- **SHORT EXERCISE**: Restate the entries below verbatim.

- **DATA SUPPLIED**:
=-=-=
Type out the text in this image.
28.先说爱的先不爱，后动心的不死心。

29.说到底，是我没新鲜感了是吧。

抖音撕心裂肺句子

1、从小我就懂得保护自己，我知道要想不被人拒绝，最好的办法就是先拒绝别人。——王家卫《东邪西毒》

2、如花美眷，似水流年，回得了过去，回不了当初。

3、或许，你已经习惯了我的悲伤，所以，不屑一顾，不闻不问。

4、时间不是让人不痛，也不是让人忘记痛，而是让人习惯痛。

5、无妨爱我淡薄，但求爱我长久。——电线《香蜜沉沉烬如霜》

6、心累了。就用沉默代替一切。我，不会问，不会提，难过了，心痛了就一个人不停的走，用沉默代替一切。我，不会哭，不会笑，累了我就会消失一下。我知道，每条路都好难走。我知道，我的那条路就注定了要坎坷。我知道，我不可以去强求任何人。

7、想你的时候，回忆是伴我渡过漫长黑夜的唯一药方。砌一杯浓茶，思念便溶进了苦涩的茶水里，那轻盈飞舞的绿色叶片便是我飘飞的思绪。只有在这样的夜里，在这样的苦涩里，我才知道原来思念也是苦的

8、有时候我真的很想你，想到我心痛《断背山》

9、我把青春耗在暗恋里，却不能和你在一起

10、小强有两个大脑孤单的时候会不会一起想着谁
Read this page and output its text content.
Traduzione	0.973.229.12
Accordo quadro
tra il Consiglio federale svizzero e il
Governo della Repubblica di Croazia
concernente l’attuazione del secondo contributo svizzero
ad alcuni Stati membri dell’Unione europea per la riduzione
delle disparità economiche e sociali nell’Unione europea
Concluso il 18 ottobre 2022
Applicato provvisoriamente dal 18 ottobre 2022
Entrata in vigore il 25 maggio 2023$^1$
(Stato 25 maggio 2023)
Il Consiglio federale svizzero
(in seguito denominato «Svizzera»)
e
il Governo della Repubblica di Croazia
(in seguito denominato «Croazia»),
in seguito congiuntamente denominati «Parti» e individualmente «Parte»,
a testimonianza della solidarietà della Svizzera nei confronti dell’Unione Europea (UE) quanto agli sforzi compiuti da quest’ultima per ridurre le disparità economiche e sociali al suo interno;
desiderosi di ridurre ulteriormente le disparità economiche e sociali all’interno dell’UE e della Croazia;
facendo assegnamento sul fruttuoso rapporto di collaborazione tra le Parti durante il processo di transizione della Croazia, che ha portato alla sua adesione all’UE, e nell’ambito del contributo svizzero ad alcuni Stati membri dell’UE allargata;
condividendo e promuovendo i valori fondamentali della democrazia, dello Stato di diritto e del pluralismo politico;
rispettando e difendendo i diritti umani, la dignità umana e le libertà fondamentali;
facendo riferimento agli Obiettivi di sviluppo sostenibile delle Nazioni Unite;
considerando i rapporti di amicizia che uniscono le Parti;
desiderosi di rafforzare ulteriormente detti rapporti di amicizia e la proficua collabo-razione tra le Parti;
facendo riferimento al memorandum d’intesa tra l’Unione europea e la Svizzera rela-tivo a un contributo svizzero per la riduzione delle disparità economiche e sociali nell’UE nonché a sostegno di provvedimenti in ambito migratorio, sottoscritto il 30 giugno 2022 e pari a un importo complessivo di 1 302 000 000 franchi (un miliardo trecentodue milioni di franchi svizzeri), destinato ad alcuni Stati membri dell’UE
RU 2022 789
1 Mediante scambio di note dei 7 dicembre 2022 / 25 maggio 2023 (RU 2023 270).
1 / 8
=-=-=
- **COMPLETE ANSWER**:
Type out the text in this image.
28.先说爱的先不爱，后动心的不死心。

29.说到底，是我没新鲜感了是吧。

抖音撕心裂肺句子

1、从小我就懂得保护自己，我知道要想不被人拒绝，最好的办法就是先拒绝别人。——王家卫《东邪西毒》

2、如花美眷，似水流年，回得了过去，回不了当初。

3、或许，你已经习惯了我的悲伤，所以，不屑一顾，不闻不问。

4、时间不是让人不痛，也不是让人忘记痛，而是让人习惯痛。

5、无妨爱我淡薄，但求爱我长久。——电线《香蜜沉沉烬如霜》

6、心累了。就用沉默代替一切。我，不会问，不会提，难过了，心痛了就一个人不停的走，用沉默代替一切。我，不会哭，不会笑，累了我就会消失一下。我知道，每条路都好难走。我知道，我的那条路就注定了要坎坷。我知道，我不可以去强求任何人。

7、想你的时候，回忆是伴我渡过漫长黑夜的唯一药方。砌一杯浓茶，思念便溶进了苦涩的茶水里，那轻盈飞舞的绿色叶片便是我飘飞的思绪。只有在这样的夜里，在这样的苦涩里，我才知道原来思念也是苦的

8、有时候我真的很想你，想到我心痛《断背山》

9、我把青春耗在暗恋里，却不能和你在一起

10、小强有两个大脑孤单的时候会不会一起想着谁
Read this page and output its text content.
Traduzione	0.973.229.12
Accordo quadro
tra il Consiglio federale svizzero e il
Governo della Repubblica di Croazia
concernente l’attuazione del secondo contributo svizzero
ad alcuni Stati membri dell’Unione europea per la riduzione
delle disparità economiche e sociali nell’Unione europea
Concluso il 18 ottobre 2022
Applicato provvisoriamente dal 18 ottobre 2022
Entrata in vigore il 25 maggio 2023$^1$
(Stato 25 maggio 2023)
Il Consiglio federale svizzero
(in seguito denominato «Svizzera»)
e
il Governo della Repubblica di Croazia
(in seguito denominato «Croazia»),
in seguito congiuntamente denominati «Parti» e individualmente «Parte»,
a testimonianza della solidarietà della Svizzera nei confronti dell’Unione Europea (UE) quanto agli sforzi compiuti da quest’ultima per ridurre le disparità economiche e sociali al suo interno;
desiderosi di ridurre ulteriormente le disparità economiche e sociali all’interno dell’UE e della Croazia;
facendo assegnamento sul fruttuoso rapporto di collaborazione tra le Parti durante il processo di transizione della Croazia, che ha portato alla sua adesione all’UE, e nell’ambito del contributo svizzero ad alcuni Stati membri dell’UE allargata;
condividendo e promuovendo i valori fondamentali della democrazia, dello Stato di diritto e del pluralismo politico;
rispettando e difendendo i diritti umani, la dignità umana e le libertà fondamentali;
facendo riferimento agli Obiettivi di sviluppo sostenibile delle Nazioni Unite;
considerando i rapporti di amicizia che uniscono le Parti;
desiderosi di rafforzare ulteriormente detti rapporti di amicizia e la proficua collabo-razione tra le Parti;
facendo riferimento al memorandum d’intesa tra l’Unione europea e la Svizzera rela-tivo a un contributo svizzero per la riduzione delle disparità economiche e sociali nell’UE nonché a sostegno di provvedimenti in ambito migratorio, sottoscritto il 30 giugno 2022 e pari a un importo complessivo di 1 302 000 000 franchi (un miliardo trecentodue milioni di franchi svizzeri), destinato ad alcuni Stati membri dell’UE
RU 2022 789
1 Mediante scambio di note dei 7 dicembre 2022 / 25 maggio 2023 (RU 2023 270).
1 / 8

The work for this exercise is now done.